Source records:
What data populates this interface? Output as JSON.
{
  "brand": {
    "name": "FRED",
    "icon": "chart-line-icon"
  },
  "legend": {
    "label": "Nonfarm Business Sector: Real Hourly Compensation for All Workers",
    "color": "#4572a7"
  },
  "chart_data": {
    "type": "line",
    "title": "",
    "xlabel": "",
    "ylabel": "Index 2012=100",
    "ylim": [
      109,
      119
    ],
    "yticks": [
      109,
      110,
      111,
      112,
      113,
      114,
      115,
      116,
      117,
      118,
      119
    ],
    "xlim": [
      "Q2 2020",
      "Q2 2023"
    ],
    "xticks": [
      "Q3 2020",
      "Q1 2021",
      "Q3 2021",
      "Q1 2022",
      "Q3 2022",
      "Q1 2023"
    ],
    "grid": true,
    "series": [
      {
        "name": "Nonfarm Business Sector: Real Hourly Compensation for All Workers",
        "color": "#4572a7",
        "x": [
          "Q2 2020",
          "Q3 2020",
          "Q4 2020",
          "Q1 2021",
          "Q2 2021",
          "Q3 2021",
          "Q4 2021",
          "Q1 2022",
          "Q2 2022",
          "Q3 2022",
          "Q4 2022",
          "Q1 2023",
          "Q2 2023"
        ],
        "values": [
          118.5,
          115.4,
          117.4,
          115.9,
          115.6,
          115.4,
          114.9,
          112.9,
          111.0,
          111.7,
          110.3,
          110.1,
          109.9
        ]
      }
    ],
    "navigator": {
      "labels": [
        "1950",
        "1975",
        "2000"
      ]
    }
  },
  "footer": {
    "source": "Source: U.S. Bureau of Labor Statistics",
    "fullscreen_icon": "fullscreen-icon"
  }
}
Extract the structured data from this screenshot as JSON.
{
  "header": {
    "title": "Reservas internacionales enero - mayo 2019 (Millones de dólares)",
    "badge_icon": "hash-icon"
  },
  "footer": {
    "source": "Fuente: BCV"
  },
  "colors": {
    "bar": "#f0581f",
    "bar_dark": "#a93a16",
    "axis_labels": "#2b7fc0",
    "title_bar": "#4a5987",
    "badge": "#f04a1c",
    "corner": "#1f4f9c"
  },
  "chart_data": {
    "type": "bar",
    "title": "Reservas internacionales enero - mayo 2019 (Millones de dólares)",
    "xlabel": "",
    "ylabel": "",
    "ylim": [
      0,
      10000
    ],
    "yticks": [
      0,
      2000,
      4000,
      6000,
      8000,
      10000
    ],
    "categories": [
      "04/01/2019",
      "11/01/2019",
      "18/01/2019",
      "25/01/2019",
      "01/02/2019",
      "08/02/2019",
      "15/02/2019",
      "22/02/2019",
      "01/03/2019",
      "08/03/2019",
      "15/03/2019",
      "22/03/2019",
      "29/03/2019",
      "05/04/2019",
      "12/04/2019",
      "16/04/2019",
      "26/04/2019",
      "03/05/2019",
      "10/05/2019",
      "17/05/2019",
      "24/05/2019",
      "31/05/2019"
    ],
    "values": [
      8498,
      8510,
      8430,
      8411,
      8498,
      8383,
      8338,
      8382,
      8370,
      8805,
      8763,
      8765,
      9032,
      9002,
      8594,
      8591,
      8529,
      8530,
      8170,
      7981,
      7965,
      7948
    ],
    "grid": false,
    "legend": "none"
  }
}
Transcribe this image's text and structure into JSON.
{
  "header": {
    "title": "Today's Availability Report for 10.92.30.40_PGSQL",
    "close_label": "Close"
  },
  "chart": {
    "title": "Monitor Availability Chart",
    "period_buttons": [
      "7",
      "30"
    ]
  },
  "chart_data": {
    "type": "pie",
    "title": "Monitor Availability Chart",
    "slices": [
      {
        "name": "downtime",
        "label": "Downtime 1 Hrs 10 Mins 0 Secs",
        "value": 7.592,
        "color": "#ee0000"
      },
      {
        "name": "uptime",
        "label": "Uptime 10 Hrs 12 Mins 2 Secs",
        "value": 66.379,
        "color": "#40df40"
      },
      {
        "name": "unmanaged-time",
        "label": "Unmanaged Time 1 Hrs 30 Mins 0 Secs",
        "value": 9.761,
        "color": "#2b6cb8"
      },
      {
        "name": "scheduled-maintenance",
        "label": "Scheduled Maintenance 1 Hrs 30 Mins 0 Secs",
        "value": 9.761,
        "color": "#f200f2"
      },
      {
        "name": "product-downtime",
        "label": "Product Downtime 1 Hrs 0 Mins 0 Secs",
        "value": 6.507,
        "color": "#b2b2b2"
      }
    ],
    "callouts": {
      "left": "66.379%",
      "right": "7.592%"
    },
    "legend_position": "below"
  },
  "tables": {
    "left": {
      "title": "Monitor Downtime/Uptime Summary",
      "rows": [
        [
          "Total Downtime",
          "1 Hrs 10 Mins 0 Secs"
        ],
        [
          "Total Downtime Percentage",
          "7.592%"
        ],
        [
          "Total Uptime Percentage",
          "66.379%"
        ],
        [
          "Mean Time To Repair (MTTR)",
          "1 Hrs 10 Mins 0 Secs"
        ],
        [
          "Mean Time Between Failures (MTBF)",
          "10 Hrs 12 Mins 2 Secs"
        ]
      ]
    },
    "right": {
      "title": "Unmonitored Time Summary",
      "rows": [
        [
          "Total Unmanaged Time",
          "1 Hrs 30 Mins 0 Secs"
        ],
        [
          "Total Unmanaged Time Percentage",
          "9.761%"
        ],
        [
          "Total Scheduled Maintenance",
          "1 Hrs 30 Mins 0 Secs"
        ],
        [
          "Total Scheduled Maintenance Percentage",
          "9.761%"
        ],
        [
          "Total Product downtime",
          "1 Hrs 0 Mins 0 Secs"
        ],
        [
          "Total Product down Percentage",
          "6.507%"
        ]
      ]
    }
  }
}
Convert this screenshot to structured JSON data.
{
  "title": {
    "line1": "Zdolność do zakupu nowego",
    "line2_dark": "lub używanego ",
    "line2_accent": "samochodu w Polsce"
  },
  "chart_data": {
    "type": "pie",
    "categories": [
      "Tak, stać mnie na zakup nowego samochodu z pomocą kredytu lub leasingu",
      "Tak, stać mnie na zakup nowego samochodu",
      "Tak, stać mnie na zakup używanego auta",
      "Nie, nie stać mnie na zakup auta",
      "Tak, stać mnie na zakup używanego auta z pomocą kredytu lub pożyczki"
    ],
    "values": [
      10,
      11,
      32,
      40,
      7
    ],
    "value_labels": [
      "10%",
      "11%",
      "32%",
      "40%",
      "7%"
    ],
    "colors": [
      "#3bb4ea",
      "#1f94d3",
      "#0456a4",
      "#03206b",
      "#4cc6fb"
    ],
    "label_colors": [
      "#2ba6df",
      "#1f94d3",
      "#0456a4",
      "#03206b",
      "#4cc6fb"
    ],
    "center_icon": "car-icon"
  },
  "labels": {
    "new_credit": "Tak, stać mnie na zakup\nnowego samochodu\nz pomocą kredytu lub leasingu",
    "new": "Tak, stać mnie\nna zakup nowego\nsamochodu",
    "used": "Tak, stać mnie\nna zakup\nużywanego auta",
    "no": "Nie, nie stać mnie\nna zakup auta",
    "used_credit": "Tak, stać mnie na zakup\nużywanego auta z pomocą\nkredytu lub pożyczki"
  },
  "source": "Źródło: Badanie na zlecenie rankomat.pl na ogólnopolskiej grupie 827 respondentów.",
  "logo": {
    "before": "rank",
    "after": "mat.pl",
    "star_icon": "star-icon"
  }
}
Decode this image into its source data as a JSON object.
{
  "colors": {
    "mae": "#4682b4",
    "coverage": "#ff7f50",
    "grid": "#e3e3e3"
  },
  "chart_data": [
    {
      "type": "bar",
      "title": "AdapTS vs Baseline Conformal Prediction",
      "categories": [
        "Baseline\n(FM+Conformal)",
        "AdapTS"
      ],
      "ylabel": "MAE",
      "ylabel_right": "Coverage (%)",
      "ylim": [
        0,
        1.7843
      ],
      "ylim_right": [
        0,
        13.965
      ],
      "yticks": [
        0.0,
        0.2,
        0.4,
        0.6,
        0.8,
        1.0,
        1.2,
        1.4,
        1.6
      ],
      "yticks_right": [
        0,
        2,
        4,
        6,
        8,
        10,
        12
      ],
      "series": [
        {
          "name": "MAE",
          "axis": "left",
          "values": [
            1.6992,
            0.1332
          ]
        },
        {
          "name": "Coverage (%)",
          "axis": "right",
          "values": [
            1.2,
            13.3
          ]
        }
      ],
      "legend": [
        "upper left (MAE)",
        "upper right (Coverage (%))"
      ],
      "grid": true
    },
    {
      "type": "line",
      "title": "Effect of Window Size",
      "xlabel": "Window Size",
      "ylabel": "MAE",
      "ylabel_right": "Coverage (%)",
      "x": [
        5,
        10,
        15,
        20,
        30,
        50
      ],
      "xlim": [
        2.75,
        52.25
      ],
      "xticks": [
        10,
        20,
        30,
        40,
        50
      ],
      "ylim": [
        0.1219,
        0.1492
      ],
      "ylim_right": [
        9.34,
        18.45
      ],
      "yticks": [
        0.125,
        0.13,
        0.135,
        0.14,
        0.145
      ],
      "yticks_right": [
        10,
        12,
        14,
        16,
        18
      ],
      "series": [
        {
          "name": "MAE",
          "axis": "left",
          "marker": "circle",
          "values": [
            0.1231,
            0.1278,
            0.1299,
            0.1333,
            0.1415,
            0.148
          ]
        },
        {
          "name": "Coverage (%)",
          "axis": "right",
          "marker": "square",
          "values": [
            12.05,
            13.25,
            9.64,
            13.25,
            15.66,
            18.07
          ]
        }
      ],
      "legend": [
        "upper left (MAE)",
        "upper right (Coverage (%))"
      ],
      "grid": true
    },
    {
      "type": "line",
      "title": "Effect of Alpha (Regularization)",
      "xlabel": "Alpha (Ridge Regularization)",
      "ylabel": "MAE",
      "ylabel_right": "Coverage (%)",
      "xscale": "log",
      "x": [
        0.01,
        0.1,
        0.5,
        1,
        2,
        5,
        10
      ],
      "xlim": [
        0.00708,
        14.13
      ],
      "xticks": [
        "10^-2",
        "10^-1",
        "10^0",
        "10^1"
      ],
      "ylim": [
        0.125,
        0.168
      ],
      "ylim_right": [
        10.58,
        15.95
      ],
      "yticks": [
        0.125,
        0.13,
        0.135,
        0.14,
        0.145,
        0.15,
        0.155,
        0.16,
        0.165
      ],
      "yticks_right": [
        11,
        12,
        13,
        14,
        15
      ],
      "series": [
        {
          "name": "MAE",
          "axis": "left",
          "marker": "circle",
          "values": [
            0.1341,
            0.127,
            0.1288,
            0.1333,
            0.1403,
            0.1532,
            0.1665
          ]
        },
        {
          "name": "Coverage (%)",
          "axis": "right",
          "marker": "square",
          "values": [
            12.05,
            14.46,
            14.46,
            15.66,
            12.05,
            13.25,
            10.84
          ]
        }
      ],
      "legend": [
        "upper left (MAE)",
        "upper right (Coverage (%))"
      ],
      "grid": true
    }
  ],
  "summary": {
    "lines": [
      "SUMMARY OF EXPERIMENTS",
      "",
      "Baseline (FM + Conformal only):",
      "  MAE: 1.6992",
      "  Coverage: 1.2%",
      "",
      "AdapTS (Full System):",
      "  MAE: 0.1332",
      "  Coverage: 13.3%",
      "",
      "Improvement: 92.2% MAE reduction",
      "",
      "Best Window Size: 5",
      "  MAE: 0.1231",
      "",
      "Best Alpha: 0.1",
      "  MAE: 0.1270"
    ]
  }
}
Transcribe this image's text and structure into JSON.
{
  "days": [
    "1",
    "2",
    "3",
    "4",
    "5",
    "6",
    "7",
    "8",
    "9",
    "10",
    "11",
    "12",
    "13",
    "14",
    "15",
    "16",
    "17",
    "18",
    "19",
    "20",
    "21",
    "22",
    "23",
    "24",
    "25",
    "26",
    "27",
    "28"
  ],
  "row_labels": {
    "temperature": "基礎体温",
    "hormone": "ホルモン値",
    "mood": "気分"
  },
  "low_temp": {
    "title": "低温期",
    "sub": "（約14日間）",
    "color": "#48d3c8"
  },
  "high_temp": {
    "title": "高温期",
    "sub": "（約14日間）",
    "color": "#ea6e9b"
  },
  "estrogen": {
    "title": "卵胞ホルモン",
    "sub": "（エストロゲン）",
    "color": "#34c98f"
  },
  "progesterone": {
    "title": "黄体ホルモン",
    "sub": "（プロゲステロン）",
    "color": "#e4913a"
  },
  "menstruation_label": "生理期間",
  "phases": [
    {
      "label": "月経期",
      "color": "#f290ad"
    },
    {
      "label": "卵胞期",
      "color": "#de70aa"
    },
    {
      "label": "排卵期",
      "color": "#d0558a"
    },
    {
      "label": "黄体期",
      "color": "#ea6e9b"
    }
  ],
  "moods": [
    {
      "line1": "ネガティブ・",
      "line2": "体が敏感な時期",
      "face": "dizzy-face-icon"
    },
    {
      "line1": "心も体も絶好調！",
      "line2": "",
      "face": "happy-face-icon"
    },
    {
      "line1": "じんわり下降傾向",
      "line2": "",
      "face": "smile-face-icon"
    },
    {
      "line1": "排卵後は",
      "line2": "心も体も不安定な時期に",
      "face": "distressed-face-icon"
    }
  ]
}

WHAT THE TASK REQUIRES | Filter the records for lines holding the string "nużywanego". Copy each one.

REPLY |
    "used": "Tak, stać mnie\nna zakup\nużywanego auta",
    "used_credit": "Tak, stać mnie na zakup\nużywanego auta z pomocą\nkredytu lub pożyczki"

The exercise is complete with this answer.